- TASK: Check the listing below for lines with the word "color" and say how many there are, with nothing but the number.

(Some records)
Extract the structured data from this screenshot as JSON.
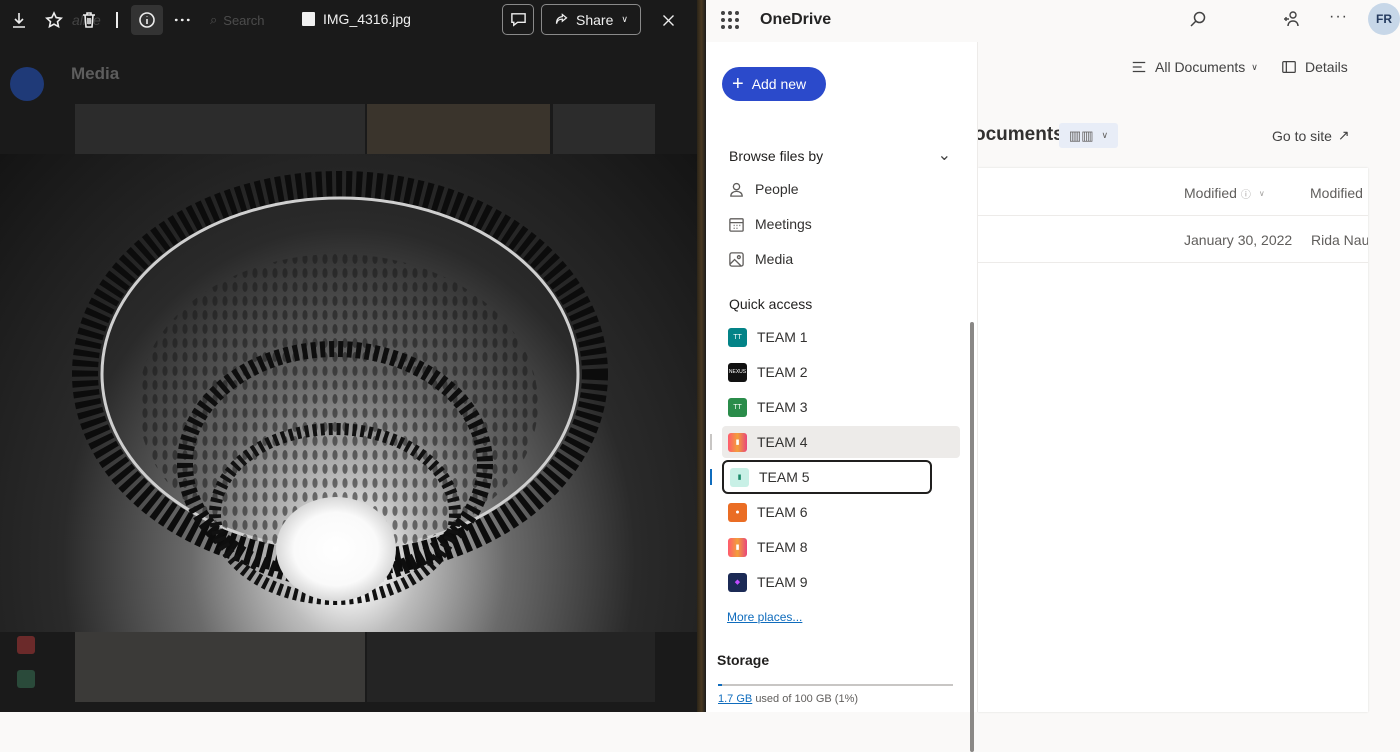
{
  "viewer": {
    "file_name": "IMG_4316.jpg",
    "search_placeholder": "Search",
    "share_label": "Share",
    "bg_title": "Media",
    "bg_brand": "alive",
    "toolbar_icons": [
      "download-icon",
      "star-icon",
      "trash-icon",
      "info-icon",
      "more-icon"
    ]
  },
  "onedrive": {
    "app_title": "OneDrive",
    "avatar_initials": "FR",
    "add_new_label": "Add new",
    "browse_section": "Browse files by",
    "browse_items": [
      {
        "label": "People",
        "icon": "person-icon"
      },
      {
        "label": "Meetings",
        "icon": "calendar-icon"
      },
      {
        "label": "Media",
        "icon": "image-icon"
      }
    ],
    "quick_access_label": "Quick access",
    "quick_access_items": [
      {
        "label": "TEAM 1",
        "color": "#038387"
      },
      {
        "label": "TEAM 2",
        "color": "#111111"
      },
      {
        "label": "TEAM 3",
        "color": "#2a8c4a"
      },
      {
        "label": "TEAM 4",
        "color": "#e8467c"
      },
      {
        "label": "TEAM 5",
        "color": "#c8f0e6"
      },
      {
        "label": "TEAM 6",
        "color": "#ea6d24"
      },
      {
        "label": "TEAM 8",
        "color": "#e8467c"
      },
      {
        "label": "TEAM 9",
        "color": "#1b2a55"
      }
    ],
    "more_places": "More places...",
    "storage_label": "Storage",
    "storage_used": "1.7 GB",
    "storage_rest": "used of 100 GB (1%)",
    "storage_fraction": 0.017,
    "view_label": "All Documents",
    "details_label": "Details",
    "library_title": "ocuments",
    "go_to_site": "Go to site",
    "col_modified": "Modified",
    "col_modified_by": "Modified",
    "row": {
      "modified": "January 30, 2022",
      "modified_by": "Rida Naus"
    },
    "accent": "#2b4acb"
  }
}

- SOLUTION TO THIS EXERCISE: 8